Excerpts from a figure dataset:
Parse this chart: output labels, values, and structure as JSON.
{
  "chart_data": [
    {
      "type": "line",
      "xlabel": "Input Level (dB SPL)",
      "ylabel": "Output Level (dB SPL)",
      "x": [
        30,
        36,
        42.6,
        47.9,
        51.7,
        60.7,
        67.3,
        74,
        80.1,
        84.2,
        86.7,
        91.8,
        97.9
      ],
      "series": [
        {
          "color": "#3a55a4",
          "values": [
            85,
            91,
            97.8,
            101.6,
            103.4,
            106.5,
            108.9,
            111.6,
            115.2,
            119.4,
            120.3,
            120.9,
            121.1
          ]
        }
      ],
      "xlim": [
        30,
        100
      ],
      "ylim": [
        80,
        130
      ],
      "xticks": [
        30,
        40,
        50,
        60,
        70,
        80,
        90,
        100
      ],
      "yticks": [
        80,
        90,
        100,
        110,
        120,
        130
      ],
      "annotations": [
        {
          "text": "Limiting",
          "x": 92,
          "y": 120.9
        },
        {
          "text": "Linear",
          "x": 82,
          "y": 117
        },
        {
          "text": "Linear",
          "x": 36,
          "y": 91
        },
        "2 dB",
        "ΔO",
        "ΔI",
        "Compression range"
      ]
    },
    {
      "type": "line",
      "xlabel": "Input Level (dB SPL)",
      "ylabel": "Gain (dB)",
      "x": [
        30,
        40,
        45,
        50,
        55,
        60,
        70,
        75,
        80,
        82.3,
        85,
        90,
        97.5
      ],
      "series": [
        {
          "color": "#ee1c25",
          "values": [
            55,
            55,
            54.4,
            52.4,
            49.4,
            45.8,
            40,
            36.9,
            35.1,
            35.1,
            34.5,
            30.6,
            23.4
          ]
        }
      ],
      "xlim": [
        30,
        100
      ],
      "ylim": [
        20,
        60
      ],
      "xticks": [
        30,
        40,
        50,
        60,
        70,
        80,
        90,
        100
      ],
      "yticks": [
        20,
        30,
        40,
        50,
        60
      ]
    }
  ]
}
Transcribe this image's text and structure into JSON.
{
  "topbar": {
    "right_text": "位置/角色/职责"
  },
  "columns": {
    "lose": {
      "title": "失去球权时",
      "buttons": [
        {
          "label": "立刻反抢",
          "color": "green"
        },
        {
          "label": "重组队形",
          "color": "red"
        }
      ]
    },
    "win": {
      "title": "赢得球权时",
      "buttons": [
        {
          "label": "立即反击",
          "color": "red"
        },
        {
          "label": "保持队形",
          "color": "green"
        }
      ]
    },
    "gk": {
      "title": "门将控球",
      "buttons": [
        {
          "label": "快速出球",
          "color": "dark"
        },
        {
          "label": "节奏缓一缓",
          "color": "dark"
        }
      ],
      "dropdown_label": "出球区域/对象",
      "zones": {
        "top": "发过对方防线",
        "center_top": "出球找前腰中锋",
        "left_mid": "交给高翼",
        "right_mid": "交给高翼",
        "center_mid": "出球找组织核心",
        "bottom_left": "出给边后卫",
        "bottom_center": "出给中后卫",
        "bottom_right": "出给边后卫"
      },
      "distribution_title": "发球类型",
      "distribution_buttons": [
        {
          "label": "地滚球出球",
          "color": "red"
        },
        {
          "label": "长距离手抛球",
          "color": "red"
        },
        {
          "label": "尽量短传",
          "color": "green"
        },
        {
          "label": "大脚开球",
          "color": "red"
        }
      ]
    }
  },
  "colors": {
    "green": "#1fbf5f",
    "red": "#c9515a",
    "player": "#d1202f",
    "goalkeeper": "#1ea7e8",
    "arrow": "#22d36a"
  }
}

Short exercise:
Reproduce each record shown above without altering a single word.

Result for this exercise:
Parse this chart: output labels, values, and structure as JSON.
{
  "chart_data": [
    {
      "type": "line",
      "xlabel": "Input Level (dB SPL)",
      "ylabel": "Output Level (dB SPL)",
      "x": [
        30,
        36,
        42.6,
        47.9,
        51.7,
        60.7,
        67.3,
        74,
        80.1,
        84.2,
        86.7,
        91.8,
        97.9
      ],
      "series": [
        {
          "color": "#3a55a4",
          "values": [
            85,
            91,
            97.8,
            101.6,
            103.4,
            106.5,
            108.9,
            111.6,
            115.2,
            119.4,
            120.3,
            120.9,
            121.1
          ]
        }
      ],
      "xlim": [
        30,
        100
      ],
      "ylim": [
        80,
        130
      ],
      "xticks": [
        30,
        40,
        50,
        60,
        70,
        80,
        90,
        100
      ],
      "yticks": [
        80,
        90,
        100,
        110,
        120,
        130
      ],
      "annotations": [
        {
          "text": "Limiting",
          "x": 92,
          "y": 120.9
        },
        {
          "text": "Linear",
          "x": 82,
          "y": 117
        },
        {
          "text": "Linear",
          "x": 36,
          "y": 91
        },
        "2 dB",
        "ΔO",
        "ΔI",
        "Compression range"
      ]
    },
    {
      "type": "line",
      "xlabel": "Input Level (dB SPL)",
      "ylabel": "Gain (dB)",
      "x": [
        30,
        40,
        45,
        50,
        55,
        60,
        70,
        75,
        80,
        82.3,
        85,
        90,
        97.5
      ],
      "series": [
        {
          "color": "#ee1c25",
          "values": [
            55,
            55,
            54.4,
            52.4,
            49.4,
            45.8,
            40,
            36.9,
            35.1,
            35.1,
            34.5,
            30.6,
            23.4
          ]
        }
      ],
      "xlim": [
        30,
        100
      ],
      "ylim": [
        20,
        60
      ],
      "xticks": [
        30,
        40,
        50,
        60,
        70,
        80,
        90,
        100
      ],
      "yticks": [
        20,
        30,
        40,
        50,
        60
      ]
    }
  ]
}
Transcribe this image's text and structure into JSON.
{
  "topbar": {
    "right_text": "位置/角色/职责"
  },
  "columns": {
    "lose": {
      "title": "失去球权时",
      "buttons": [
        {
          "label": "立刻反抢",
          "color": "green"
        },
        {
          "label": "重组队形",
          "color": "red"
        }
      ]
    },
    "win": {
      "title": "赢得球权时",
      "buttons": [
        {
          "label": "立即反击",
          "color": "red"
        },
        {
          "label": "保持队形",
          "color": "green"
        }
      ]
    },
    "gk": {
      "title": "门将控球",
      "buttons": [
        {
          "label": "快速出球",
          "color": "dark"
        },
        {
          "label": "节奏缓一缓",
          "color": "dark"
        }
      ],
      "dropdown_label": "出球区域/对象",
      "zones": {
        "top": "发过对方防线",
        "center_top": "出球找前腰中锋",
        "left_mid": "交给高翼",
        "right_mid": "交给高翼",
        "center_mid": "出球找组织核心",
        "bottom_left": "出给边后卫",
        "bottom_center": "出给中后卫",
        "bottom_right": "出给边后卫"
      },
      "distribution_title": "发球类型",
      "distribution_buttons": [
        {
          "label": "地滚球出球",
          "color": "red"
        },
        {
          "label": "长距离手抛球",
          "color": "red"
        },
        {
          "label": "尽量短传",
          "color": "green"
        },
        {
          "label": "大脚开球",
          "color": "red"
        }
      ]
    }
  },
  "colors": {
    "green": "#1fbf5f",
    "red": "#c9515a",
    "player": "#d1202f",
    "goalkeeper": "#1ea7e8",
    "arrow": "#22d36a"
  }
}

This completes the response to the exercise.